Structured figure records:
>>>

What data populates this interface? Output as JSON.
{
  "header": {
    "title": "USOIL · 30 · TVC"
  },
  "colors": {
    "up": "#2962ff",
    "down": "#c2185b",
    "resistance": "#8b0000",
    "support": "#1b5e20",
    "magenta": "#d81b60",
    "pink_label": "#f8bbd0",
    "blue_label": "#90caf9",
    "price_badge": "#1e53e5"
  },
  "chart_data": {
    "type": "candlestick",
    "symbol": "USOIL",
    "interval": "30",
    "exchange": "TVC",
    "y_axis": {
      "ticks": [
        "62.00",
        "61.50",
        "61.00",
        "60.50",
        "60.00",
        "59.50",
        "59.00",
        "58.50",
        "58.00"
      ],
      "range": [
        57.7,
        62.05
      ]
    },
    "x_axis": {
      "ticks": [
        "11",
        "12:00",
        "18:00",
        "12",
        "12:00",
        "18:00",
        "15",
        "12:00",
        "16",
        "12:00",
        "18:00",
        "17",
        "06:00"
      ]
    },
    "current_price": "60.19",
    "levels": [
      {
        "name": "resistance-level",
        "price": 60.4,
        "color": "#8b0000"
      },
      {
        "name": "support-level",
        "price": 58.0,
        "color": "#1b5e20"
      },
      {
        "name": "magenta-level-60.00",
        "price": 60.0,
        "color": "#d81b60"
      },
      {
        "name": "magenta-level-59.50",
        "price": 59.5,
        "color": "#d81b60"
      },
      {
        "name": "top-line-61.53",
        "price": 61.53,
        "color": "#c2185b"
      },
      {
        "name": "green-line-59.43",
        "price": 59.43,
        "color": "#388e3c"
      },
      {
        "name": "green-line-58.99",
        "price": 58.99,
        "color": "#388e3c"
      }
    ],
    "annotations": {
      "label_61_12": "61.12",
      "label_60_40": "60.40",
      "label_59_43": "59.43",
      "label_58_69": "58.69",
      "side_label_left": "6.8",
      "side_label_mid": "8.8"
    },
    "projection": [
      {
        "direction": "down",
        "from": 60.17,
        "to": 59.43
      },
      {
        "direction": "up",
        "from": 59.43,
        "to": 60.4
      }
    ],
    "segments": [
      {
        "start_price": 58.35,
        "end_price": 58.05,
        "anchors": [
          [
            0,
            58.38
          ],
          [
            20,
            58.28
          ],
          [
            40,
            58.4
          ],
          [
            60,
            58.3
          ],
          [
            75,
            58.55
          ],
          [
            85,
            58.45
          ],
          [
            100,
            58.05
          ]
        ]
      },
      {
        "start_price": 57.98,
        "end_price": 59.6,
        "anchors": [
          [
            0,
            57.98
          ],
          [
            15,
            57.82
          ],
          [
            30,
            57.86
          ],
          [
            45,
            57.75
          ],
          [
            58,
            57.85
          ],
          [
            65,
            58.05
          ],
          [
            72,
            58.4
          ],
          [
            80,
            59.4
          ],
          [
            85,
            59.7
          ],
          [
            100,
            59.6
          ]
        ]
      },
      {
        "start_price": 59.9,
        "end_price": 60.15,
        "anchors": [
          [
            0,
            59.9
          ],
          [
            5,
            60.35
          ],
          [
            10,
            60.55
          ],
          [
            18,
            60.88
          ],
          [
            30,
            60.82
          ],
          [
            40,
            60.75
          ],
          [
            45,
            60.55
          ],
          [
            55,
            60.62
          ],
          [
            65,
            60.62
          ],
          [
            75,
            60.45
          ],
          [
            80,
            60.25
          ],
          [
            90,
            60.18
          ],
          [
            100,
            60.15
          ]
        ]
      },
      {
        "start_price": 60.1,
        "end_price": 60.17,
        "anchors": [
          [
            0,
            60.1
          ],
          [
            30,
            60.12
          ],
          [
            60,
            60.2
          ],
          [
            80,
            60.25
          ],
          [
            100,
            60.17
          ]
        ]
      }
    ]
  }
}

<<<

YOUR TASK
Can you reproduce all the material exactly?

COMPLETE OUTPUT
What data populates this interface? Output as JSON.
{
  "header": {
    "title": "USOIL · 30 · TVC"
  },
  "colors": {
    "up": "#2962ff",
    "down": "#c2185b",
    "resistance": "#8b0000",
    "support": "#1b5e20",
    "magenta": "#d81b60",
    "pink_label": "#f8bbd0",
    "blue_label": "#90caf9",
    "price_badge": "#1e53e5"
  },
  "chart_data": {
    "type": "candlestick",
    "symbol": "USOIL",
    "interval": "30",
    "exchange": "TVC",
    "y_axis": {
      "ticks": [
        "62.00",
        "61.50",
        "61.00",
        "60.50",
        "60.00",
        "59.50",
        "59.00",
        "58.50",
        "58.00"
      ],
      "range": [
        57.7,
        62.05
      ]
    },
    "x_axis": {
      "ticks": [
        "11",
        "12:00",
        "18:00",
        "12",
        "12:00",
        "18:00",
        "15",
        "12:00",
        "16",
        "12:00",
        "18:00",
        "17",
        "06:00"
      ]
    },
    "current_price": "60.19",
    "levels": [
      {
        "name": "resistance-level",
        "price": 60.4,
        "color": "#8b0000"
      },
      {
        "name": "support-level",
        "price": 58.0,
        "color": "#1b5e20"
      },
      {
        "name": "magenta-level-60.00",
        "price": 60.0,
        "color": "#d81b60"
      },
      {
        "name": "magenta-level-59.50",
        "price": 59.5,
        "color": "#d81b60"
      },
      {
        "name": "top-line-61.53",
        "price": 61.53,
        "color": "#c2185b"
      },
      {
        "name": "green-line-59.43",
        "price": 59.43,
        "color": "#388e3c"
      },
      {
        "name": "green-line-58.99",
        "price": 58.99,
        "color": "#388e3c"
      }
    ],
    "annotations": {
      "label_61_12": "61.12",
      "label_60_40": "60.40",
      "label_59_43": "59.43",
      "label_58_69": "58.69",
      "side_label_left": "6.8",
      "side_label_mid": "8.8"
    },
    "projection": [
      {
        "direction": "down",
        "from": 60.17,
        "to": 59.43
      },
      {
        "direction": "up",
        "from": 59.43,
        "to": 60.4
      }
    ],
    "segments": [
      {
        "start_price": 58.35,
        "end_price": 58.05,
        "anchors": [
          [
            0,
            58.38
          ],
          [
            20,
            58.28
          ],
          [
            40,
            58.4
          ],
          [
            60,
            58.3
          ],
          [
            75,
            58.55
          ],
          [
            85,
            58.45
          ],
          [
            100,
            58.05
          ]
        ]
      },
      {
        "start_price": 57.98,
        "end_price": 59.6,
        "anchors": [
          [
            0,
            57.98
          ],
          [
            15,
            57.82
          ],
          [
            30,
            57.86
          ],
          [
            45,
            57.75
          ],
          [
            58,
            57.85
          ],
          [
            65,
            58.05
          ],
          [
            72,
            58.4
          ],
          [
            80,
            59.4
          ],
          [
            85,
            59.7
          ],
          [
            100,
            59.6
          ]
        ]
      },
      {
        "start_price": 59.9,
        "end_price": 60.15,
        "anchors": [
          [
            0,
            59.9
          ],
          [
            5,
            60.35
          ],
          [
            10,
            60.55
          ],
          [
            18,
            60.88
          ],
          [
            30,
            60.82
          ],
          [
            40,
            60.75
          ],
          [
            45,
            60.55
          ],
          [
            55,
            60.62
          ],
          [
            65,
            60.62
          ],
          [
            75,
            60.45
          ],
          [
            80,
            60.25
          ],
          [
            90,
            60.18
          ],
          [
            100,
            60.15
          ]
        ]
      },
      {
        "start_price": 60.1,
        "end_price": 60.17,
        "anchors": [
          [
            0,
            60.1
          ],
          [
            30,
            60.12
          ],
          [
            60,
            60.2
          ],
          [
            80,
            60.25
          ],
          [
            100,
            60.17
          ]
        ]
      }
    ]
  }
}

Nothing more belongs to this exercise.